--- Begin EXERCISE MATERIALS ---

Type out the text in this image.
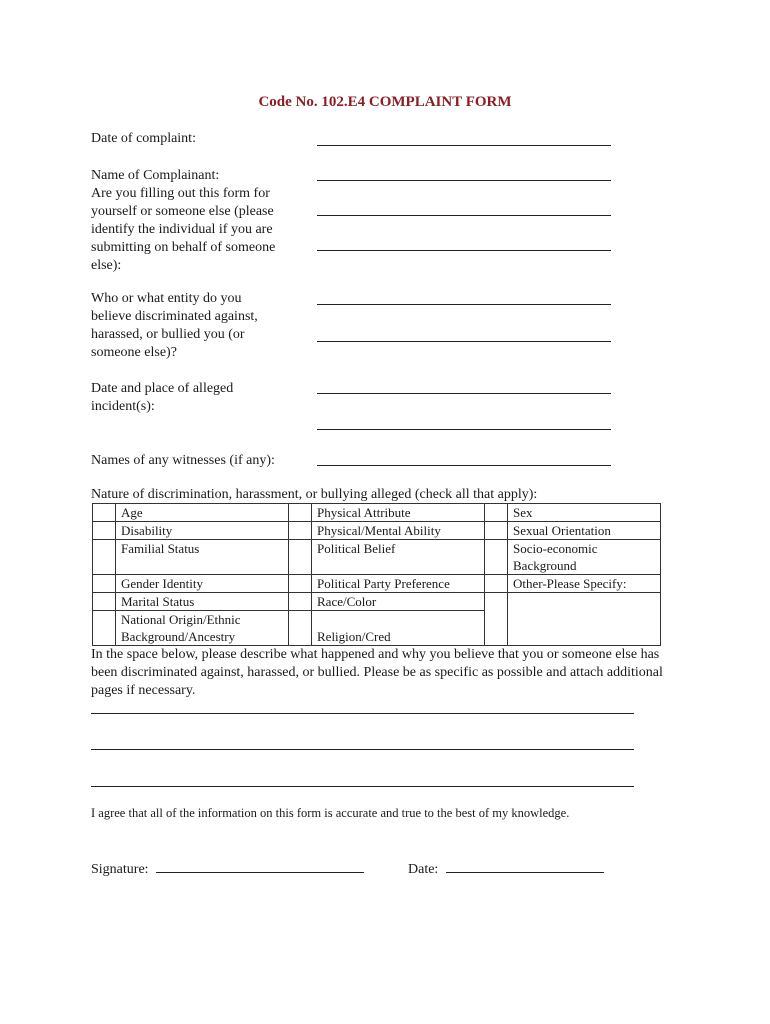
Code No. 102.E4 COMPLAINT FORM
Date of complaint:
Name of Complainant:
Are you filling out this form for
yourself or someone else (please
identify the individual if you are
submitting on behalf of someone
else):
Who or what entity do you
believe discriminated against,
harassed, or bullied you (or
someone else)?
Date and place of alleged
incident(s):
Names of any witnesses (if any):
Nature of discrimination, harassment, or bullying alleged (check all that apply):
	Age		Physical Attribute		Sex
	Disability		Physical/Mental Ability		Sexual Orientation
	Familial Status		Political Belief		Socio-economic Background
	Gender Identity		Political Party Preference		Other-Please Specify:
	Marital Status		Race/Color		
	National Origin/Ethnic Background/Ancestry		Religion/Cred		
In the space below, please describe what happened and why you believe that you or someone else has been discriminated against, harassed, or bullied. Please be as specific as possible and attach additional pages if necessary.
I agree that all of the information on this form is accurate and true to the best of my knowledge.
Signature:	Date:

--- End EXERCISE MATERIALS ---

Return every line of the preceding records in which the word "Political" appears.

	Familial Status		Political Belief		Socio-economic Background
	Gender Identity		Political Party Preference		Other-Please Specify:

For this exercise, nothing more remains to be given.